** BEGIN **

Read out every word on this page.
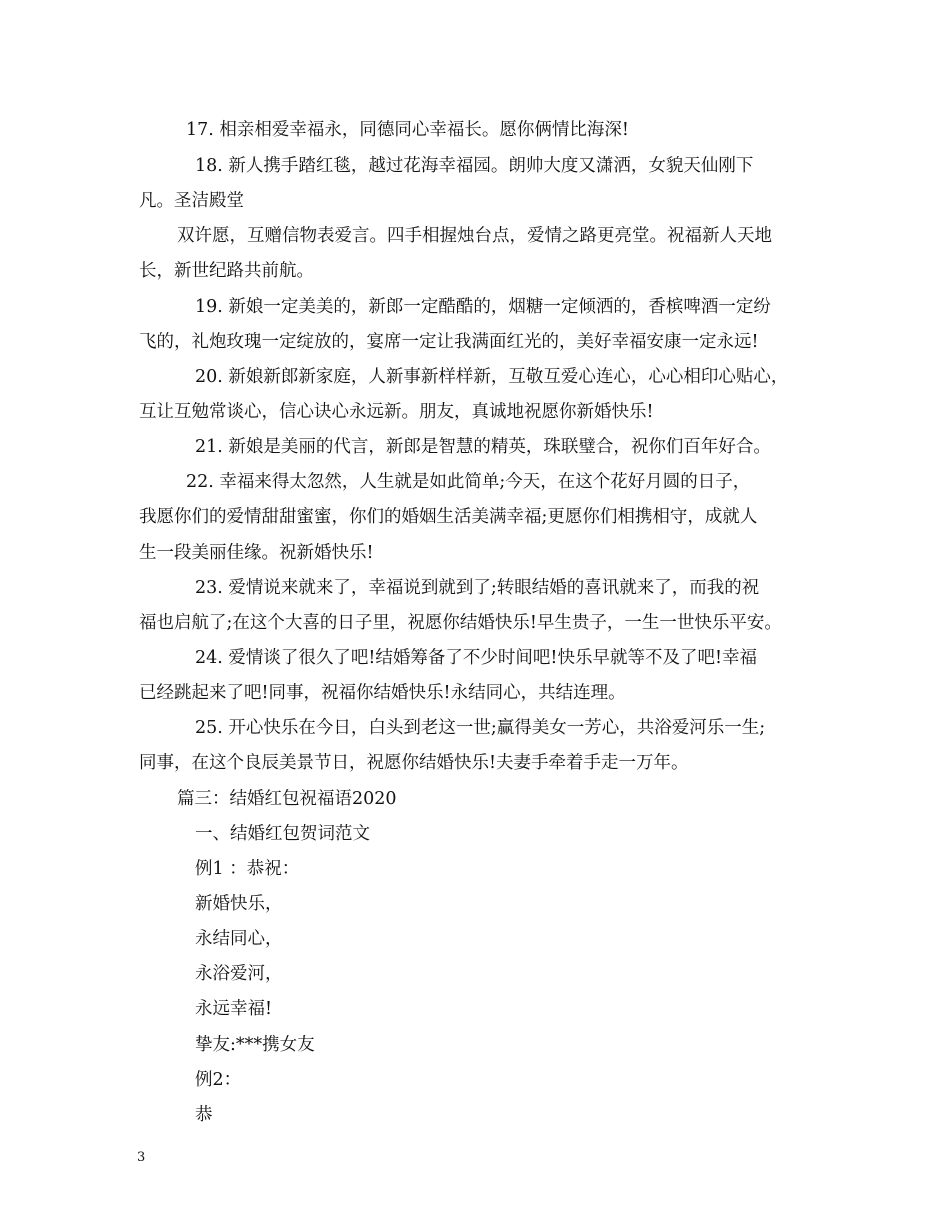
17. 相亲相爱幸福永，同德同心幸福长。愿你俩情比海深!

18. 新人携手踏红毯，越过花海幸福园。朗帅大度又潇洒，女貌天仙刚下

凡。圣洁殿堂

双许愿，互赠信物表爱言。四手相握烛台点，爱情之路更亮堂。祝福新人天地

长，新世纪路共前航。

19. 新娘一定美美的，新郎一定酷酷的，烟糖一定倾洒的，香槟啤酒一定纷

飞的，礼炮玫瑰一定绽放的，宴席一定让我满面红光的，美好幸福安康一定永远!

20. 新娘新郎新家庭，人新事新样样新，互敬互爱心连心，心心相印心贴心，

互让互勉常谈心，信心诀心永远新。朋友，真诚地祝愿你新婚快乐!

21. 新娘是美丽的代言，新郎是智慧的精英，珠联璧合，祝你们百年好合。

22. 幸福来得太忽然，人生就是如此简单;今天，在这个花好月圆的日子，

我愿你们的爱情甜甜蜜蜜，你们的婚姻生活美满幸福;更愿你们相携相守，成就人

生一段美丽佳缘。祝新婚快乐!

23. 爱情说来就来了，幸福说到就到了;转眼结婚的喜讯就来了，而我的祝

福也启航了;在这个大喜的日子里，祝愿你结婚快乐!早生贵子，一生一世快乐平安。

24. 爱情谈了很久了吧!结婚筹备了不少时间吧!快乐早就等不及了吧!幸福

已经跳起来了吧!同事，祝福你结婚快乐!永结同心，共结连理。

25. 开心快乐在今日，白头到老这一世;赢得美女一芳心，共浴爱河乐一生;

同事，在这个良辰美景节日，祝愿你结婚快乐!夫妻手牵着手走一万年。

篇三：结婚红包祝福语2020

一、结婚红包贺词范文

例1 ：恭祝：

新婚快乐，

永结同心，

永浴爱河，

永远幸福!

挚友:***携女友

例2：

恭

3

** END **

* _To be done_: Copy the material exactly. Do not include the pictures.

* _Problem solution_:
Read out every word on this page.
17. 相亲相爱幸福永，同德同心幸福长。愿你俩情比海深!

18. 新人携手踏红毯，越过花海幸福园。朗帅大度又潇洒，女貌天仙刚下

凡。圣洁殿堂

双许愿，互赠信物表爱言。四手相握烛台点，爱情之路更亮堂。祝福新人天地

长，新世纪路共前航。

19. 新娘一定美美的，新郎一定酷酷的，烟糖一定倾洒的，香槟啤酒一定纷

飞的，礼炮玫瑰一定绽放的，宴席一定让我满面红光的，美好幸福安康一定永远!

20. 新娘新郎新家庭，人新事新样样新，互敬互爱心连心，心心相印心贴心，

互让互勉常谈心，信心诀心永远新。朋友，真诚地祝愿你新婚快乐!

21. 新娘是美丽的代言，新郎是智慧的精英，珠联璧合，祝你们百年好合。

22. 幸福来得太忽然，人生就是如此简单;今天，在这个花好月圆的日子，

我愿你们的爱情甜甜蜜蜜，你们的婚姻生活美满幸福;更愿你们相携相守，成就人

生一段美丽佳缘。祝新婚快乐!

23. 爱情说来就来了，幸福说到就到了;转眼结婚的喜讯就来了，而我的祝

福也启航了;在这个大喜的日子里，祝愿你结婚快乐!早生贵子，一生一世快乐平安。

24. 爱情谈了很久了吧!结婚筹备了不少时间吧!快乐早就等不及了吧!幸福

已经跳起来了吧!同事，祝福你结婚快乐!永结同心，共结连理。

25. 开心快乐在今日，白头到老这一世;赢得美女一芳心，共浴爱河乐一生;

同事，在这个良辰美景节日，祝愿你结婚快乐!夫妻手牵着手走一万年。

篇三：结婚红包祝福语2020

一、结婚红包贺词范文

例1 ：恭祝：

新婚快乐，

永结同心，

永浴爱河，

永远幸福!

挚友:***携女友

例2：

恭

3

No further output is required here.